#### Information supplied ####

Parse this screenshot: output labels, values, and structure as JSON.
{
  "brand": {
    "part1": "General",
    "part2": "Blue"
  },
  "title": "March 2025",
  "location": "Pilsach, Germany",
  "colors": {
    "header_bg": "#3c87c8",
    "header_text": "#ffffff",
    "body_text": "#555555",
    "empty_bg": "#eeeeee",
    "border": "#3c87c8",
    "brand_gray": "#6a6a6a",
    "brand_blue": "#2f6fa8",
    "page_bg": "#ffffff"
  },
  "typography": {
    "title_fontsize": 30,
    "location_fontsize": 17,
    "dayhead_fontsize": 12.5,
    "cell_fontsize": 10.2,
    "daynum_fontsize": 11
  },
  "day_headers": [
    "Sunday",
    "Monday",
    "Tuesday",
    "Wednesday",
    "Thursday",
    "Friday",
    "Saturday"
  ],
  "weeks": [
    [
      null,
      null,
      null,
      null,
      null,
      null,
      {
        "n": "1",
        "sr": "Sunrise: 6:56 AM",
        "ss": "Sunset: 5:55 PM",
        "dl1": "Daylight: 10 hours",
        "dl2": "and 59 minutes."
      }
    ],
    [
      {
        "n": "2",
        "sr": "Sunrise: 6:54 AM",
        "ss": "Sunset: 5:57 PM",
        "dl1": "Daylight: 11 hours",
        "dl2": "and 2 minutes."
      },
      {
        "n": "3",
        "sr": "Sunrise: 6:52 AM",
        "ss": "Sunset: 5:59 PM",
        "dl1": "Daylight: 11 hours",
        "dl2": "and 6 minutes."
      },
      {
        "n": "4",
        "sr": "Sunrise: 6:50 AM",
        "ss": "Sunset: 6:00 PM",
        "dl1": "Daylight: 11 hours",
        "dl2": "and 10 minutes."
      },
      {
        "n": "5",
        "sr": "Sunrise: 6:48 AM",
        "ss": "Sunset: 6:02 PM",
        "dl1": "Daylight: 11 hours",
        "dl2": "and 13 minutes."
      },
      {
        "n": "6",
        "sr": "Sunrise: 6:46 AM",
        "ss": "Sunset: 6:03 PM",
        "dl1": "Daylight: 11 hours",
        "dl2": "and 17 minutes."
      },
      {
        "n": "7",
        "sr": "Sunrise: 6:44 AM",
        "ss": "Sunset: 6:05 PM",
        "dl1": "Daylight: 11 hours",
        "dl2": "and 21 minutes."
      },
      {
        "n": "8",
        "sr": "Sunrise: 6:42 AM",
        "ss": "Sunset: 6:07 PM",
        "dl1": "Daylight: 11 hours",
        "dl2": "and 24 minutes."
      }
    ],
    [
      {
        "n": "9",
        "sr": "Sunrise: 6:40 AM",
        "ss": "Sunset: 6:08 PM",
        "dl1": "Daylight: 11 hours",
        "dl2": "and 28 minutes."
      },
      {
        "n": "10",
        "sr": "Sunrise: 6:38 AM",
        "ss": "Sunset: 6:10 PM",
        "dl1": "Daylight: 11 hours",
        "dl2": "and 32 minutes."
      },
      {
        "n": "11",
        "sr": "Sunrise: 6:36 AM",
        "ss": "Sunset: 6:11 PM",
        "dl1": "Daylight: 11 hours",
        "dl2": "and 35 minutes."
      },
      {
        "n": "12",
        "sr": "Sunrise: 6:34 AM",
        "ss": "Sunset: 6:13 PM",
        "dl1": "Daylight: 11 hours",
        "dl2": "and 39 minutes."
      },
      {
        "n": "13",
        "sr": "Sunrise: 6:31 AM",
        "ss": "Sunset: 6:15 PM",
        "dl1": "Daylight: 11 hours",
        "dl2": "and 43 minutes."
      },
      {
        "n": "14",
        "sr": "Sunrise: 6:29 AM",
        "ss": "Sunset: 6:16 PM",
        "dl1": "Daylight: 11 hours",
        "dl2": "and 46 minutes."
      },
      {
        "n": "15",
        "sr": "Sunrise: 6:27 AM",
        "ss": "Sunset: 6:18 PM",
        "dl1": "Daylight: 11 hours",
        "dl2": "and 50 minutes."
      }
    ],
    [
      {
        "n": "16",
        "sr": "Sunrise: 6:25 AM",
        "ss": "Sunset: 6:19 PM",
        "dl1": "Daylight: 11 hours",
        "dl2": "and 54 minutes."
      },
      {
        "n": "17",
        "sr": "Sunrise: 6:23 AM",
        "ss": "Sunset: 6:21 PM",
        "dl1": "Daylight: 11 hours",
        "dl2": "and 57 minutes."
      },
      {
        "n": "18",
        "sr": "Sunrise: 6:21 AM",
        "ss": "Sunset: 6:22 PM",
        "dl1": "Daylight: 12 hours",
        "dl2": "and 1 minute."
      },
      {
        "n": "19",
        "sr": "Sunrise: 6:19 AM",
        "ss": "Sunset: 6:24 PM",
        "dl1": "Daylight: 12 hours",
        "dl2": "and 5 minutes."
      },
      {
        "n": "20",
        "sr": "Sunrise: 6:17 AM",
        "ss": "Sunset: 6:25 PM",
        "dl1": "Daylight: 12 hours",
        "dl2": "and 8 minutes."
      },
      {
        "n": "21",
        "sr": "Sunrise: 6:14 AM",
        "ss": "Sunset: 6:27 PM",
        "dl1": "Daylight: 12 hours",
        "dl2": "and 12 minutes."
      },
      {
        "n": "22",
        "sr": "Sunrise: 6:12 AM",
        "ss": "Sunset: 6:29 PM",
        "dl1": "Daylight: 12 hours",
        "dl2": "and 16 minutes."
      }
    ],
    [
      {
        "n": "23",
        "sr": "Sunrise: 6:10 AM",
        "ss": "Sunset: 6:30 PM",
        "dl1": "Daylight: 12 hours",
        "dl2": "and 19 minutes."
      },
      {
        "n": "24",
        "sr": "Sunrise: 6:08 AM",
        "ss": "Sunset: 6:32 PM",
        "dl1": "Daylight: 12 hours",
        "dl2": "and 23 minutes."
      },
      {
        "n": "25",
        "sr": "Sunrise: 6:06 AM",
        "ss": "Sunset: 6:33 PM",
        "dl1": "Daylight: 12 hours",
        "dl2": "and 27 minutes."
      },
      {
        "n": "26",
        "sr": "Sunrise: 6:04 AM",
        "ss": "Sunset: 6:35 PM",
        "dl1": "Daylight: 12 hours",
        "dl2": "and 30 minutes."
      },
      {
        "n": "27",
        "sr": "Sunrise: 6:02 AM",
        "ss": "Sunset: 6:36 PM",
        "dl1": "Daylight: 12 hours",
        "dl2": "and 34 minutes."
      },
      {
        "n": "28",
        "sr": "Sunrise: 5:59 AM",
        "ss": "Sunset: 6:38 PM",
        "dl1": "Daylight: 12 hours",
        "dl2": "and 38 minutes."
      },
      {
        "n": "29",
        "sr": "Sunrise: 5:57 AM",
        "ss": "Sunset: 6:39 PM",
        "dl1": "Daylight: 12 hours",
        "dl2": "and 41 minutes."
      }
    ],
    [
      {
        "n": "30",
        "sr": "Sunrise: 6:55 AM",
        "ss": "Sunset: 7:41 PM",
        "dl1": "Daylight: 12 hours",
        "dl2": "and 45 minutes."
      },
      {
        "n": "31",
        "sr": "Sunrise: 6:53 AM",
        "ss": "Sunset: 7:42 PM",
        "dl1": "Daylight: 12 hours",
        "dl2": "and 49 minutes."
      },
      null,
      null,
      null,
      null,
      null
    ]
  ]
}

####

## Task details
Repeat every record exactly as written, please.

## Worked answer
Parse this screenshot: output labels, values, and structure as JSON.
{
  "brand": {
    "part1": "General",
    "part2": "Blue"
  },
  "title": "March 2025",
  "location": "Pilsach, Germany",
  "colors": {
    "header_bg": "#3c87c8",
    "header_text": "#ffffff",
    "body_text": "#555555",
    "empty_bg": "#eeeeee",
    "border": "#3c87c8",
    "brand_gray": "#6a6a6a",
    "brand_blue": "#2f6fa8",
    "page_bg": "#ffffff"
  },
  "typography": {
    "title_fontsize": 30,
    "location_fontsize": 17,
    "dayhead_fontsize": 12.5,
    "cell_fontsize": 10.2,
    "daynum_fontsize": 11
  },
  "day_headers": [
    "Sunday",
    "Monday",
    "Tuesday",
    "Wednesday",
    "Thursday",
    "Friday",
    "Saturday"
  ],
  "weeks": [
    [
      null,
      null,
      null,
      null,
      null,
      null,
      {
        "n": "1",
        "sr": "Sunrise: 6:56 AM",
        "ss": "Sunset: 5:55 PM",
        "dl1": "Daylight: 10 hours",
        "dl2": "and 59 minutes."
      }
    ],
    [
      {
        "n": "2",
        "sr": "Sunrise: 6:54 AM",
        "ss": "Sunset: 5:57 PM",
        "dl1": "Daylight: 11 hours",
        "dl2": "and 2 minutes."
      },
      {
        "n": "3",
        "sr": "Sunrise: 6:52 AM",
        "ss": "Sunset: 5:59 PM",
        "dl1": "Daylight: 11 hours",
        "dl2": "and 6 minutes."
      },
      {
        "n": "4",
        "sr": "Sunrise: 6:50 AM",
        "ss": "Sunset: 6:00 PM",
        "dl1": "Daylight: 11 hours",
        "dl2": "and 10 minutes."
      },
      {
        "n": "5",
        "sr": "Sunrise: 6:48 AM",
        "ss": "Sunset: 6:02 PM",
        "dl1": "Daylight: 11 hours",
        "dl2": "and 13 minutes."
      },
      {
        "n": "6",
        "sr": "Sunrise: 6:46 AM",
        "ss": "Sunset: 6:03 PM",
        "dl1": "Daylight: 11 hours",
        "dl2": "and 17 minutes."
      },
      {
        "n": "7",
        "sr": "Sunrise: 6:44 AM",
        "ss": "Sunset: 6:05 PM",
        "dl1": "Daylight: 11 hours",
        "dl2": "and 21 minutes."
      },
      {
        "n": "8",
        "sr": "Sunrise: 6:42 AM",
        "ss": "Sunset: 6:07 PM",
        "dl1": "Daylight: 11 hours",
        "dl2": "and 24 minutes."
      }
    ],
    [
      {
        "n": "9",
        "sr": "Sunrise: 6:40 AM",
        "ss": "Sunset: 6:08 PM",
        "dl1": "Daylight: 11 hours",
        "dl2": "and 28 minutes."
      },
      {
        "n": "10",
        "sr": "Sunrise: 6:38 AM",
        "ss": "Sunset: 6:10 PM",
        "dl1": "Daylight: 11 hours",
        "dl2": "and 32 minutes."
      },
      {
        "n": "11",
        "sr": "Sunrise: 6:36 AM",
        "ss": "Sunset: 6:11 PM",
        "dl1": "Daylight: 11 hours",
        "dl2": "and 35 minutes."
      },
      {
        "n": "12",
        "sr": "Sunrise: 6:34 AM",
        "ss": "Sunset: 6:13 PM",
        "dl1": "Daylight: 11 hours",
        "dl2": "and 39 minutes."
      },
      {
        "n": "13",
        "sr": "Sunrise: 6:31 AM",
        "ss": "Sunset: 6:15 PM",
        "dl1": "Daylight: 11 hours",
        "dl2": "and 43 minutes."
      },
      {
        "n": "14",
        "sr": "Sunrise: 6:29 AM",
        "ss": "Sunset: 6:16 PM",
        "dl1": "Daylight: 11 hours",
        "dl2": "and 46 minutes."
      },
      {
        "n": "15",
        "sr": "Sunrise: 6:27 AM",
        "ss": "Sunset: 6:18 PM",
        "dl1": "Daylight: 11 hours",
        "dl2": "and 50 minutes."
      }
    ],
    [
      {
        "n": "16",
        "sr": "Sunrise: 6:25 AM",
        "ss": "Sunset: 6:19 PM",
        "dl1": "Daylight: 11 hours",
        "dl2": "and 54 minutes."
      },
      {
        "n": "17",
        "sr": "Sunrise: 6:23 AM",
        "ss": "Sunset: 6:21 PM",
        "dl1": "Daylight: 11 hours",
        "dl2": "and 57 minutes."
      },
      {
        "n": "18",
        "sr": "Sunrise: 6:21 AM",
        "ss": "Sunset: 6:22 PM",
        "dl1": "Daylight: 12 hours",
        "dl2": "and 1 minute."
      },
      {
        "n": "19",
        "sr": "Sunrise: 6:19 AM",
        "ss": "Sunset: 6:24 PM",
        "dl1": "Daylight: 12 hours",
        "dl2": "and 5 minutes."
      },
      {
        "n": "20",
        "sr": "Sunrise: 6:17 AM",
        "ss": "Sunset: 6:25 PM",
        "dl1": "Daylight: 12 hours",
        "dl2": "and 8 minutes."
      },
      {
        "n": "21",
        "sr": "Sunrise: 6:14 AM",
        "ss": "Sunset: 6:27 PM",
        "dl1": "Daylight: 12 hours",
        "dl2": "and 12 minutes."
      },
      {
        "n": "22",
        "sr": "Sunrise: 6:12 AM",
        "ss": "Sunset: 6:29 PM",
        "dl1": "Daylight: 12 hours",
        "dl2": "and 16 minutes."
      }
    ],
    [
      {
        "n": "23",
        "sr": "Sunrise: 6:10 AM",
        "ss": "Sunset: 6:30 PM",
        "dl1": "Daylight: 12 hours",
        "dl2": "and 19 minutes."
      },
      {
        "n": "24",
        "sr": "Sunrise: 6:08 AM",
        "ss": "Sunset: 6:32 PM",
        "dl1": "Daylight: 12 hours",
        "dl2": "and 23 minutes."
      },
      {
        "n": "25",
        "sr": "Sunrise: 6:06 AM",
        "ss": "Sunset: 6:33 PM",
        "dl1": "Daylight: 12 hours",
        "dl2": "and 27 minutes."
      },
      {
        "n": "26",
        "sr": "Sunrise: 6:04 AM",
        "ss": "Sunset: 6:35 PM",
        "dl1": "Daylight: 12 hours",
        "dl2": "and 30 minutes."
      },
      {
        "n": "27",
        "sr": "Sunrise: 6:02 AM",
        "ss": "Sunset: 6:36 PM",
        "dl1": "Daylight: 12 hours",
        "dl2": "and 34 minutes."
      },
      {
        "n": "28",
        "sr": "Sunrise: 5:59 AM",
        "ss": "Sunset: 6:38 PM",
        "dl1": "Daylight: 12 hours",
        "dl2": "and 38 minutes."
      },
      {
        "n": "29",
        "sr": "Sunrise: 5:57 AM",
        "ss": "Sunset: 6:39 PM",
        "dl1": "Daylight: 12 hours",
        "dl2": "and 41 minutes."
      }
    ],
    [
      {
        "n": "30",
        "sr": "Sunrise: 6:55 AM",
        "ss": "Sunset: 7:41 PM",
        "dl1": "Daylight: 12 hours",
        "dl2": "and 45 minutes."
      },
      {
        "n": "31",
        "sr": "Sunrise: 6:53 AM",
        "ss": "Sunset: 7:42 PM",
        "dl1": "Daylight: 12 hours",
        "dl2": "and 49 minutes."
      },
      null,
      null,
      null,
      null,
      null
    ]
  ]
}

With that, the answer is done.